What you are asked to do » Could you copy each line of the entries that contains "pore"?

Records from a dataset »
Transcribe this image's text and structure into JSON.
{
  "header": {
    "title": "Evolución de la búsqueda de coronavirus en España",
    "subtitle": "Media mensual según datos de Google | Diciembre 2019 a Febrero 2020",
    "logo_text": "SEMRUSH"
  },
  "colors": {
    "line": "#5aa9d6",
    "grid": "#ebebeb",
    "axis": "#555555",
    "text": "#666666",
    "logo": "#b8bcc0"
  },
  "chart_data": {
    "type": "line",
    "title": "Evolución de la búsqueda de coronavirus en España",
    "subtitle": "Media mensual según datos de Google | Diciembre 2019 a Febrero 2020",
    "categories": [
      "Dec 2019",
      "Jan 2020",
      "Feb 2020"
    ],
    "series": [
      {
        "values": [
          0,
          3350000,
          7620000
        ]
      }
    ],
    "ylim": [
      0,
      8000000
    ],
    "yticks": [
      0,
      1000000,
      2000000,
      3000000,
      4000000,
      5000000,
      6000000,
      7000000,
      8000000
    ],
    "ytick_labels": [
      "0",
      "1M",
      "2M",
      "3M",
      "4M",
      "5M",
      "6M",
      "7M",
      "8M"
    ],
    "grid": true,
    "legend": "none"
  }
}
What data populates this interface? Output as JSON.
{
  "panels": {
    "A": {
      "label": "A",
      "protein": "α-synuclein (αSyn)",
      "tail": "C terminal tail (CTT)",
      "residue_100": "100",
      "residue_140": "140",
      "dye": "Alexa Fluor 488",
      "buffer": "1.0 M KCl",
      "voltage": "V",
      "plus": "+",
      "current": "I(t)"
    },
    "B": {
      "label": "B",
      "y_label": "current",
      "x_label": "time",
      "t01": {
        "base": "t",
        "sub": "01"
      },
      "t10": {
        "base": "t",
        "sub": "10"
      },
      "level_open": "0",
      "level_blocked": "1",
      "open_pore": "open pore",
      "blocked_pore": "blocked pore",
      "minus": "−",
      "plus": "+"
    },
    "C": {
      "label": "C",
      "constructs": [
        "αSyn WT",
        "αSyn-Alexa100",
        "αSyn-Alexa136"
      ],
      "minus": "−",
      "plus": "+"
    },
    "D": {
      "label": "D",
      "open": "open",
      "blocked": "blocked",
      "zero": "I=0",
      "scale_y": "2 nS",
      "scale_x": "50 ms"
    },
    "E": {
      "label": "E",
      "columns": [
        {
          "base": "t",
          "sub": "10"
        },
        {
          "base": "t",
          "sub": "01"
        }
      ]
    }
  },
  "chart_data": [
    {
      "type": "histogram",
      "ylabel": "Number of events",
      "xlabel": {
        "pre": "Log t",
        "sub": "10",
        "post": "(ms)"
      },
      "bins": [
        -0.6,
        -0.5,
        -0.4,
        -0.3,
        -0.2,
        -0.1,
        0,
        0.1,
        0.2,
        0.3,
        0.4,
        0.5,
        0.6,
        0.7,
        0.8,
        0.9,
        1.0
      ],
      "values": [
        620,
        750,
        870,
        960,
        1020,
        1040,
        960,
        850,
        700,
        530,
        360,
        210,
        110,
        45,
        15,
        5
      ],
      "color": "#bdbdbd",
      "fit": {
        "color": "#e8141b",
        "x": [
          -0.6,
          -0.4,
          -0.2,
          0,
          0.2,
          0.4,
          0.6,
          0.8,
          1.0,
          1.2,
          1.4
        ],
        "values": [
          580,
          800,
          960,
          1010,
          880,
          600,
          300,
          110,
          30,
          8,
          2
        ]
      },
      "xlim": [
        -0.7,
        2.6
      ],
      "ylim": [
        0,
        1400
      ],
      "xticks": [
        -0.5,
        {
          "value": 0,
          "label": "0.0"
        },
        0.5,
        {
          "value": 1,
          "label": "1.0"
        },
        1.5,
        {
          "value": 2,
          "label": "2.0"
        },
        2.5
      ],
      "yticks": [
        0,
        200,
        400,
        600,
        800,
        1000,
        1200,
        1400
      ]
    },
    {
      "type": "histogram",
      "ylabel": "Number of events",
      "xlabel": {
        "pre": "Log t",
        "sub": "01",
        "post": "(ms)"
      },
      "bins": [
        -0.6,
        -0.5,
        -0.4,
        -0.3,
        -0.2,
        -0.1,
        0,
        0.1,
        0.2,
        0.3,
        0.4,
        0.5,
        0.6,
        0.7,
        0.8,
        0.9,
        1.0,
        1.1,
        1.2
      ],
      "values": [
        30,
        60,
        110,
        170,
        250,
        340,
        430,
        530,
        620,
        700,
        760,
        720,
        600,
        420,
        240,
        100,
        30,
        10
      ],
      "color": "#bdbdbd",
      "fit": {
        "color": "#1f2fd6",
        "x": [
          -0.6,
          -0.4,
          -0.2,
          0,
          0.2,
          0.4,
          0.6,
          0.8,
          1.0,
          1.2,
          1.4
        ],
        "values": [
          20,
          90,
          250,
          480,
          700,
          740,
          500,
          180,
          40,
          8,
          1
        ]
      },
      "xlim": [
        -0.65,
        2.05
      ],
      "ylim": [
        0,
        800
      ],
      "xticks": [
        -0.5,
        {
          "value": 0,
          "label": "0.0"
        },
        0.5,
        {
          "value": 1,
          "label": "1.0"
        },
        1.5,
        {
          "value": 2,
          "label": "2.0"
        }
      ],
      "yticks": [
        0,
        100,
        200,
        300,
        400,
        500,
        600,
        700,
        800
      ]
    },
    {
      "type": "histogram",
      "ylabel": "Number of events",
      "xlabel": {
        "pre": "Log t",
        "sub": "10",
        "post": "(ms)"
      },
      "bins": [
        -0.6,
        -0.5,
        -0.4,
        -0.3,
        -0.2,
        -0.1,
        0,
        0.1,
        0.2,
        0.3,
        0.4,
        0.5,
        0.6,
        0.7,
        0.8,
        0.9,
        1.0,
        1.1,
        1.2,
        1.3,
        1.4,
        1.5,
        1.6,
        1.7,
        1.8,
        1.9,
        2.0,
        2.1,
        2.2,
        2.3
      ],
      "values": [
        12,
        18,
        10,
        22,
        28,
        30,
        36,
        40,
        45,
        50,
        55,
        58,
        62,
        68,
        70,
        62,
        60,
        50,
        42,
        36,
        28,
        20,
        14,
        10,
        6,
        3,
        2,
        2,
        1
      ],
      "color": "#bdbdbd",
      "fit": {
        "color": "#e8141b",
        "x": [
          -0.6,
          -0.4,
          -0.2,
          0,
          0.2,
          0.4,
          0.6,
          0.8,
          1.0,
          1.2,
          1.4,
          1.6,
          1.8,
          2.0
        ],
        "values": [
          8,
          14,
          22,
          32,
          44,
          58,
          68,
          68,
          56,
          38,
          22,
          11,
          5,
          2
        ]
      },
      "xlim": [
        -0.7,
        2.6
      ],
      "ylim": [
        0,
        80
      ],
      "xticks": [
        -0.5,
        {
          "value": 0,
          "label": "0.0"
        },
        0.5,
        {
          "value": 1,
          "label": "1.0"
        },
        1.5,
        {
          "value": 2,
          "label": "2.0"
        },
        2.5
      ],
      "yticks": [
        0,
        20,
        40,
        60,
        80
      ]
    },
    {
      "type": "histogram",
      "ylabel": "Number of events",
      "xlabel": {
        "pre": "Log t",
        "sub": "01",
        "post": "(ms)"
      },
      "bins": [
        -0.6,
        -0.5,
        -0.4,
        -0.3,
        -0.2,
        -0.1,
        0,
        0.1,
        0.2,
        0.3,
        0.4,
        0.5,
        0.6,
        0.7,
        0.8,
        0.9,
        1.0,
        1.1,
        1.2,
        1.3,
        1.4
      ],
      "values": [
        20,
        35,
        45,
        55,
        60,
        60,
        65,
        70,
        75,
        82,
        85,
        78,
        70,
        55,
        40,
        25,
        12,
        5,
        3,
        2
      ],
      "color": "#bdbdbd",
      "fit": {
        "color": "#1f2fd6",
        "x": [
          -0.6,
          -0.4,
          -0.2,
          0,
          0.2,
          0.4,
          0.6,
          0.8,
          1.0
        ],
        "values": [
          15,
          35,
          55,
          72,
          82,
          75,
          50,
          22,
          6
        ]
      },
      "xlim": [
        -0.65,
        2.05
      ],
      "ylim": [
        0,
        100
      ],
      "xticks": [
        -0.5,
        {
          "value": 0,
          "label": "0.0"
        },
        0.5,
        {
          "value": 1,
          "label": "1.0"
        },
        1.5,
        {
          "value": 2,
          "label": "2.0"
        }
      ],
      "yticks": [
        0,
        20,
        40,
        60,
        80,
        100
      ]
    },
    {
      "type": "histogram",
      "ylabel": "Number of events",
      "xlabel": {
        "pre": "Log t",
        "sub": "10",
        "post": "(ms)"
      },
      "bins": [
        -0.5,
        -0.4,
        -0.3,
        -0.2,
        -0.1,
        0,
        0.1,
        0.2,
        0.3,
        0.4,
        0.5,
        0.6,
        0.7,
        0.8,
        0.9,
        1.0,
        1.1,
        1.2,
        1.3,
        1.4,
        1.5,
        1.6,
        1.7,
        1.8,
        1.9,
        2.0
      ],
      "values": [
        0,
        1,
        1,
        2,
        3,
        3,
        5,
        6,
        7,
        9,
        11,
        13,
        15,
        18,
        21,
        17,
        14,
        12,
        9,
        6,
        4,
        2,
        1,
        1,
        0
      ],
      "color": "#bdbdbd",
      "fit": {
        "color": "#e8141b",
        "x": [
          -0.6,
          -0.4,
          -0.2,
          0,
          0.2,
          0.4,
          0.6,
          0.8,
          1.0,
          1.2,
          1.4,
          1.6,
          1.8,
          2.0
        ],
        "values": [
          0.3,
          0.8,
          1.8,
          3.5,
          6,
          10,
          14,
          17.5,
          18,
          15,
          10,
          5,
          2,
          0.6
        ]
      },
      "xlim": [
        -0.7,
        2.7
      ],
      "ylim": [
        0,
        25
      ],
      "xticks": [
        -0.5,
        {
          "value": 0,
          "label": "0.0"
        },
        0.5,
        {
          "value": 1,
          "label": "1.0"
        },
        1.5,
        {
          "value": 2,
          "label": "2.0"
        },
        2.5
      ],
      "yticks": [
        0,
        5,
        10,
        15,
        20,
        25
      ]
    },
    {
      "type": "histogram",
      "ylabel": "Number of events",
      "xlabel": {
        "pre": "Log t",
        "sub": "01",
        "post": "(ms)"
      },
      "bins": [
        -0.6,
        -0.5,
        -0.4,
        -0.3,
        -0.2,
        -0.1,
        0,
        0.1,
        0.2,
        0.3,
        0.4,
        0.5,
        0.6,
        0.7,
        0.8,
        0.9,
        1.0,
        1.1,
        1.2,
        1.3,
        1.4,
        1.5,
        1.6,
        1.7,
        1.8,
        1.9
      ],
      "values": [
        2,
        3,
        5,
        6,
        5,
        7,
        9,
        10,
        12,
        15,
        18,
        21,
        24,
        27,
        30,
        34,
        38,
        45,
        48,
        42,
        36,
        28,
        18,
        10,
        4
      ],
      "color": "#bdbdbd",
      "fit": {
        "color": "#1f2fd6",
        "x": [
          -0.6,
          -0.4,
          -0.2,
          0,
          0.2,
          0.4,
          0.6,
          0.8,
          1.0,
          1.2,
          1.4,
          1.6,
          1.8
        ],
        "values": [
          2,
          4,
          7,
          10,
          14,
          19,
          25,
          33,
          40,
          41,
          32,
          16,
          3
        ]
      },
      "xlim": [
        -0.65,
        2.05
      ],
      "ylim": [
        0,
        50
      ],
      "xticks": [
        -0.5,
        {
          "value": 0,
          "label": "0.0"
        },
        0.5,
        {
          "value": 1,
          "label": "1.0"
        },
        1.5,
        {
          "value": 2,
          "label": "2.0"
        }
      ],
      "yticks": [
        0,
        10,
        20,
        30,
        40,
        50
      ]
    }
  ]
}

Task solution »
      "open_pore": "open pore",
      "blocked_pore": "blocked pore",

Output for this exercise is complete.